▶ Short problem: Repeat the listing exactly as given, omitting every image.

------------------------------------

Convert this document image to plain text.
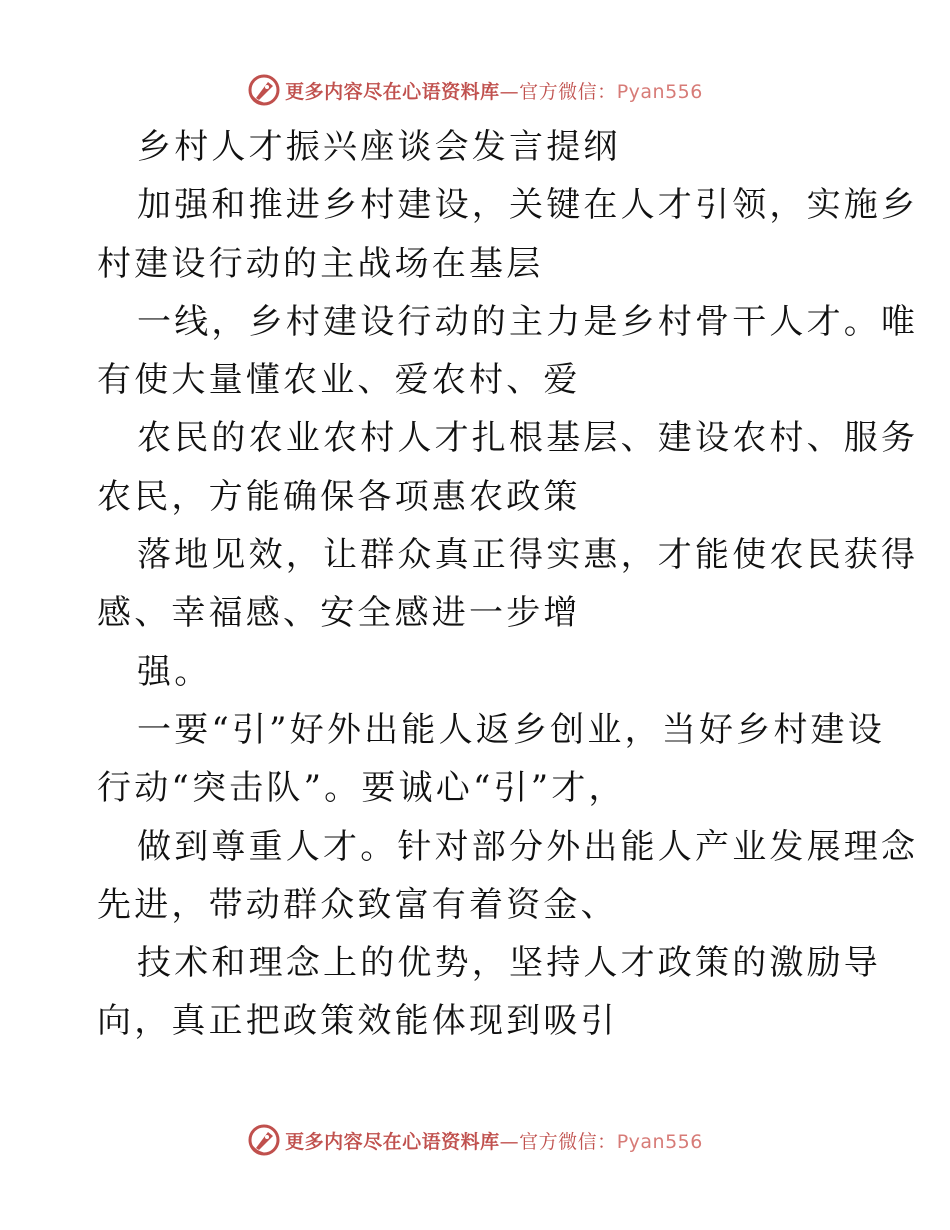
更多内容尽在心语资料库—官方微信：Pyan556
乡村人才振兴座谈会发言提纲
加强和推进乡村建设，关键在人才引领，实施乡
村建设行动的主战场在基层
一线，乡村建设行动的主力是乡村骨干人才。唯
有使大量懂农业、爱农村、爱
农民的农业农村人才扎根基层、建设农村、服务
农民，方能确保各项惠农政策
落地见效，让群众真正得实惠，才能使农民获得
感、幸福感、安全感进一步增
强。
一要“引”好外出能人返乡创业，当好乡村建设
行动“突击队”。要诚心“引”才，
做到尊重人才。针对部分外出能人产业发展理念
先进，带动群众致富有着资金、
技术和理念上的优势，坚持人才政策的激励导
向，真正把政策效能体现到吸引
更多内容尽在心语资料库—官方微信：Pyan556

------------------------------------

▶ Result below:
Convert this document image to plain text.
更多内容尽在心语资料库—官方微信：Pyan556
乡村人才振兴座谈会发言提纲
加强和推进乡村建设，关键在人才引领，实施乡
村建设行动的主战场在基层
一线，乡村建设行动的主力是乡村骨干人才。唯
有使大量懂农业、爱农村、爱
农民的农业农村人才扎根基层、建设农村、服务
农民，方能确保各项惠农政策
落地见效，让群众真正得实惠，才能使农民获得
感、幸福感、安全感进一步增
强。
一要“引”好外出能人返乡创业，当好乡村建设
行动“突击队”。要诚心“引”才，
做到尊重人才。针对部分外出能人产业发展理念
先进，带动群众致富有着资金、
技术和理念上的优势，坚持人才政策的激励导
向，真正把政策效能体现到吸引
更多内容尽在心语资料库—官方微信：Pyan556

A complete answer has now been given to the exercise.